:: Data section ::
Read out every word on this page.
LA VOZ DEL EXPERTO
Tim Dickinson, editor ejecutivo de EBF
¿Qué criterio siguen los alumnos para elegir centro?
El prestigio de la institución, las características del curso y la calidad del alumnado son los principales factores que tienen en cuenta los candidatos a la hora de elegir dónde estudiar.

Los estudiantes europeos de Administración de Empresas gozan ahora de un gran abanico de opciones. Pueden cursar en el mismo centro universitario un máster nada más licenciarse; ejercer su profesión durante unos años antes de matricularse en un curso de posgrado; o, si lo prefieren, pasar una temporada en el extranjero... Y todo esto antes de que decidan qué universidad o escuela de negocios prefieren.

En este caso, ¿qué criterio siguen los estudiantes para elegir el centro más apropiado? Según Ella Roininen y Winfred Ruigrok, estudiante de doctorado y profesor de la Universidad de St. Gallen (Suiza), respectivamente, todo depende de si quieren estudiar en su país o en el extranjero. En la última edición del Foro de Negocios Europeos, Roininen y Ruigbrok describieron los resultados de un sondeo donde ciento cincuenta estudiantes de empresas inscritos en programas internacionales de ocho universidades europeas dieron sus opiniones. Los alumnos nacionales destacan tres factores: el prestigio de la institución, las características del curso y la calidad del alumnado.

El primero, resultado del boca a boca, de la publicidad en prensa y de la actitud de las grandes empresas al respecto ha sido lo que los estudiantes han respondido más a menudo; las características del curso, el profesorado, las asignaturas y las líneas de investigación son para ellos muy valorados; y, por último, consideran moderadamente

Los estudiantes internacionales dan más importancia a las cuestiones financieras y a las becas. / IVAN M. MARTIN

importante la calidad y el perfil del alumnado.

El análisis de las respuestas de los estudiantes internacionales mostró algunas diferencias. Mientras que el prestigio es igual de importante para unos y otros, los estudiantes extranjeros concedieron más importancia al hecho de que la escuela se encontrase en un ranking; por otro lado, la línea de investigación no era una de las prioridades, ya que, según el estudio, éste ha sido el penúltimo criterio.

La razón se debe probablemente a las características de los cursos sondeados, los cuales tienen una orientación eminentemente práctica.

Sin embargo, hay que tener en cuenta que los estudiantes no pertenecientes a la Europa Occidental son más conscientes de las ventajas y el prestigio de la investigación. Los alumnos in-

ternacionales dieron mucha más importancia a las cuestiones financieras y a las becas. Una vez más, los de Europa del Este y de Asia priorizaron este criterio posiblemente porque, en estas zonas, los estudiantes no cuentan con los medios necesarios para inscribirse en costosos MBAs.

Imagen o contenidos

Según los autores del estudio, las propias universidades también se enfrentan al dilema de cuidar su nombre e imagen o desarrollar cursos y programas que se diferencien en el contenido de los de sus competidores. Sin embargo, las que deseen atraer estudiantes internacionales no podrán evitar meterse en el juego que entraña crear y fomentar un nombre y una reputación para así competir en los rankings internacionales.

:: Task statement ::
Please reproduce the entire listing, exactly as shown.

:: Answer ::
Read out every word on this page.
LA VOZ DEL EXPERTO
Tim Dickinson, editor ejecutivo de EBF
¿Qué criterio siguen los alumnos para elegir centro?
El prestigio de la institución, las características del curso y la calidad del alumnado son los principales factores que tienen en cuenta los candidatos a la hora de elegir dónde estudiar.

Los estudiantes europeos de Administración de Empresas gozan ahora de un gran abanico de opciones. Pueden cursar en el mismo centro universitario un máster nada más licenciarse; ejercer su profesión durante unos años antes de matricularse en un curso de posgrado; o, si lo prefieren, pasar una temporada en el extranjero... Y todo esto antes de que decidan qué universidad o escuela de negocios prefieren.

En este caso, ¿qué criterio siguen los estudiantes para elegir el centro más apropiado? Según Ella Roininen y Winfred Ruigrok, estudiante de doctorado y profesor de la Universidad de St. Gallen (Suiza), respectivamente, todo depende de si quieren estudiar en su país o en el extranjero. En la última edición del Foro de Negocios Europeos, Roininen y Ruigbrok describieron los resultados de un sondeo donde ciento cincuenta estudiantes de empresas inscritos en programas internacionales de ocho universidades europeas dieron sus opiniones. Los alumnos nacionales destacan tres factores: el prestigio de la institución, las características del curso y la calidad del alumnado.

El primero, resultado del boca a boca, de la publicidad en prensa y de la actitud de las grandes empresas al respecto ha sido lo que los estudiantes han respondido más a menudo; las características del curso, el profesorado, las asignaturas y las líneas de investigación son para ellos muy valorados; y, por último, consideran moderadamente

Los estudiantes internacionales dan más importancia a las cuestiones financieras y a las becas. / IVAN M. MARTIN

importante la calidad y el perfil del alumnado.

El análisis de las respuestas de los estudiantes internacionales mostró algunas diferencias. Mientras que el prestigio es igual de importante para unos y otros, los estudiantes extranjeros concedieron más importancia al hecho de que la escuela se encontrase en un ranking; por otro lado, la línea de investigación no era una de las prioridades, ya que, según el estudio, éste ha sido el penúltimo criterio.

La razón se debe probablemente a las características de los cursos sondeados, los cuales tienen una orientación eminentemente práctica.

Sin embargo, hay que tener en cuenta que los estudiantes no pertenecientes a la Europa Occidental son más conscientes de las ventajas y el prestigio de la investigación. Los alumnos in-

ternacionales dieron mucha más importancia a las cuestiones financieras y a las becas. Una vez más, los de Europa del Este y de Asia priorizaron este criterio posiblemente porque, en estas zonas, los estudiantes no cuentan con los medios necesarios para inscribirse en costosos MBAs.

Imagen o contenidos

Según los autores del estudio, las propias universidades también se enfrentan al dilema de cuidar su nombre e imagen o desarrollar cursos y programas que se diferencien en el contenido de los de sus competidores. Sin embargo, las que deseen atraer estudiantes internacionales no podrán evitar meterse en el juego que entraña crear y fomentar un nombre y una reputación para así competir en los rankings internacionales.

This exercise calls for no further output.